Go through the records and extract every line with the word "leadership".

Entries with figure data:
>>>
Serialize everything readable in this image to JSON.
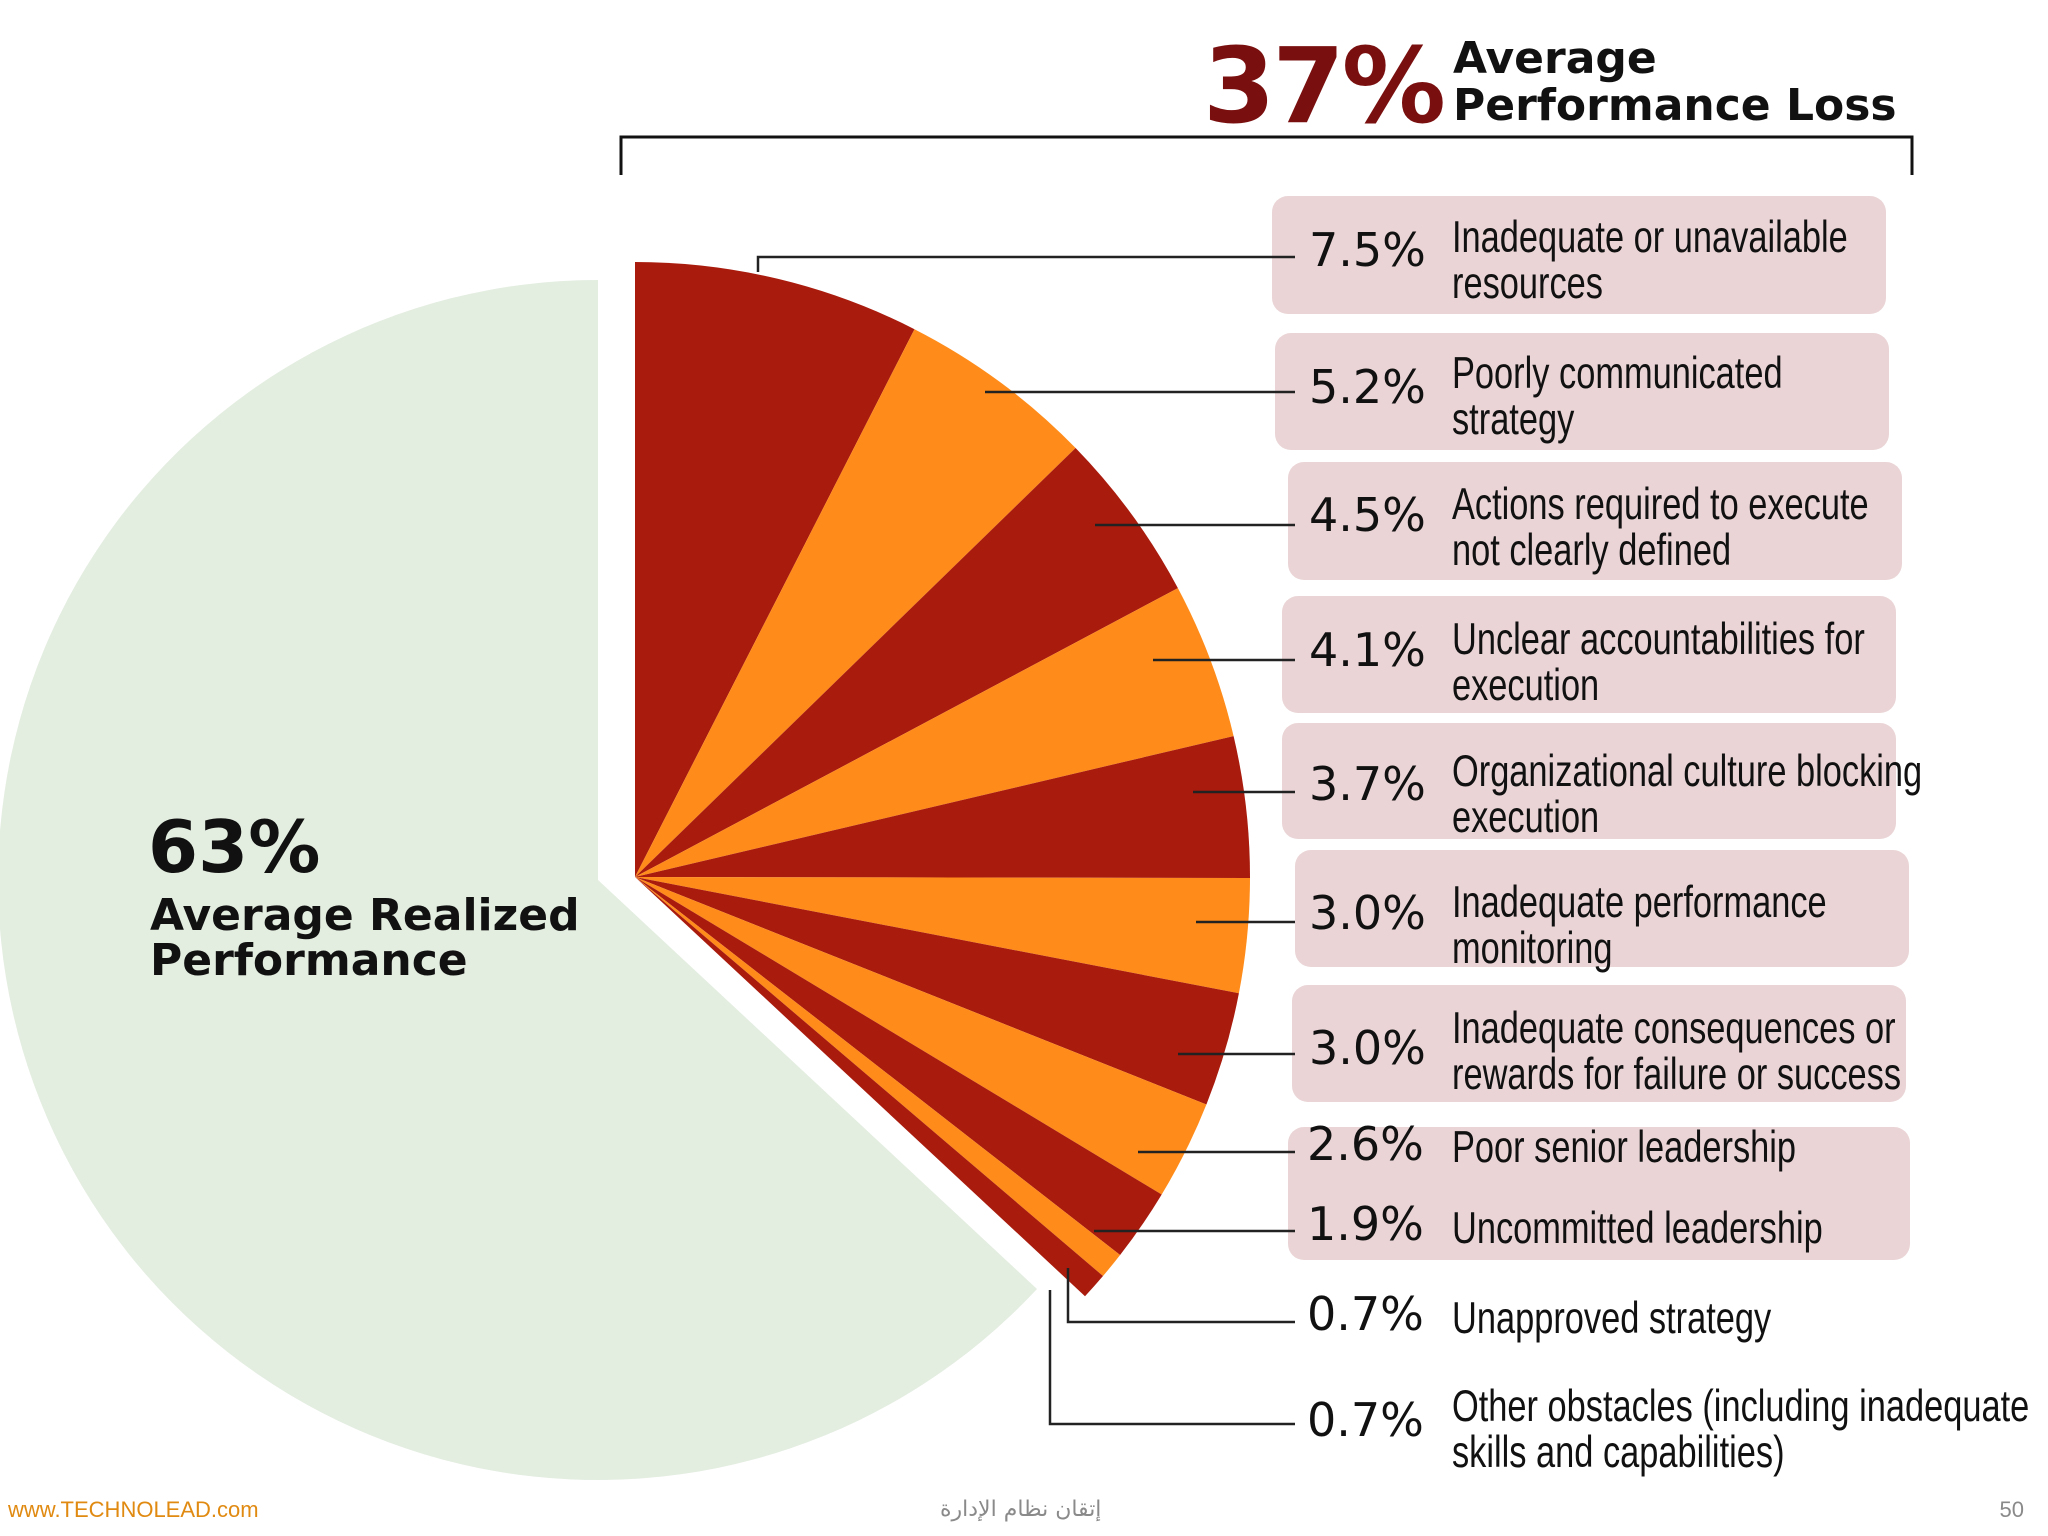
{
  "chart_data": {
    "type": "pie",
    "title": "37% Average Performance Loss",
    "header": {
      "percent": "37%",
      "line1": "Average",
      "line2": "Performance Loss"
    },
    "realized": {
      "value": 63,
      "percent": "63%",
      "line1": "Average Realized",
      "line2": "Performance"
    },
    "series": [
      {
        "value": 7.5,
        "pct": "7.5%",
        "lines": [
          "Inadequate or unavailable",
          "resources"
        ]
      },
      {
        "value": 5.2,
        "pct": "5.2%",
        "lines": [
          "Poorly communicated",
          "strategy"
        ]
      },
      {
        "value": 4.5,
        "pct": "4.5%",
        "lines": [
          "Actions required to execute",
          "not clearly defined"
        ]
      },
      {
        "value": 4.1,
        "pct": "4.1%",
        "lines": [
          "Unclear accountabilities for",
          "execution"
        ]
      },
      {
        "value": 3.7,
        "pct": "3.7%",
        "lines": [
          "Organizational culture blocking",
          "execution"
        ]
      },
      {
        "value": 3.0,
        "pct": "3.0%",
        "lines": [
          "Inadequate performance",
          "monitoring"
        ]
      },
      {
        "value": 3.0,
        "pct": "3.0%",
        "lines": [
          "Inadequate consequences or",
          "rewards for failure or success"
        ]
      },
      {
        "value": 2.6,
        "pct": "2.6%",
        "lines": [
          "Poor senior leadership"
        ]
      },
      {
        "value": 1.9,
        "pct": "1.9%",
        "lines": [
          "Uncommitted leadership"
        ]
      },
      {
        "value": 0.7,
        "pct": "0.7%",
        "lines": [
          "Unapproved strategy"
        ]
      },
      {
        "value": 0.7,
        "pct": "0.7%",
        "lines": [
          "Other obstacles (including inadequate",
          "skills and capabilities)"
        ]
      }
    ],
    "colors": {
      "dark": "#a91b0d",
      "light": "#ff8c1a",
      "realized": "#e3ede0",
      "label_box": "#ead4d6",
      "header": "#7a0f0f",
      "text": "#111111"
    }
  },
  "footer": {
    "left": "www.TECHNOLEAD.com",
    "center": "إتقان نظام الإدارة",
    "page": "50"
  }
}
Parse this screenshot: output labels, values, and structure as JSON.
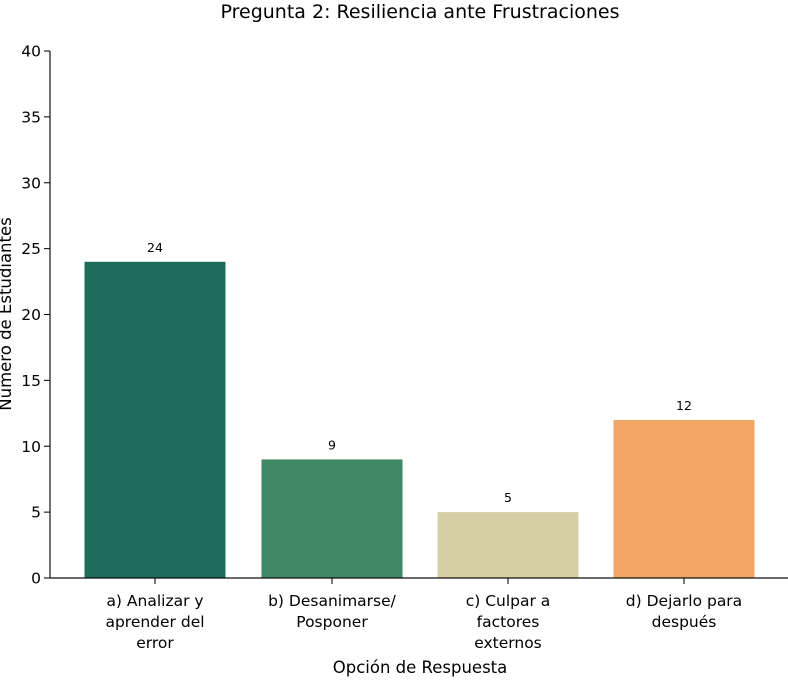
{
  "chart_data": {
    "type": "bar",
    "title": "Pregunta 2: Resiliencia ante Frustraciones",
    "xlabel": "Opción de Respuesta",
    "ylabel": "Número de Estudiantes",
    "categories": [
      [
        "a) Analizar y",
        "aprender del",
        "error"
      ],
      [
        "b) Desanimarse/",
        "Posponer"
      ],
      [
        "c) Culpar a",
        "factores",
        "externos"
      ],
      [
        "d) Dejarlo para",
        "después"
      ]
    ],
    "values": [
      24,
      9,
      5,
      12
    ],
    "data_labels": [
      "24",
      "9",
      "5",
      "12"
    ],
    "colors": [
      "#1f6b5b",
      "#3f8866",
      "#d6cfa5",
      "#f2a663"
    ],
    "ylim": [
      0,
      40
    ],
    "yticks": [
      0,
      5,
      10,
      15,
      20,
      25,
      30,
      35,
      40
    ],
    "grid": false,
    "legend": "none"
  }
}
<<<
• Problem solution
          "Poor senior leadership"
          "Uncommitted leadership"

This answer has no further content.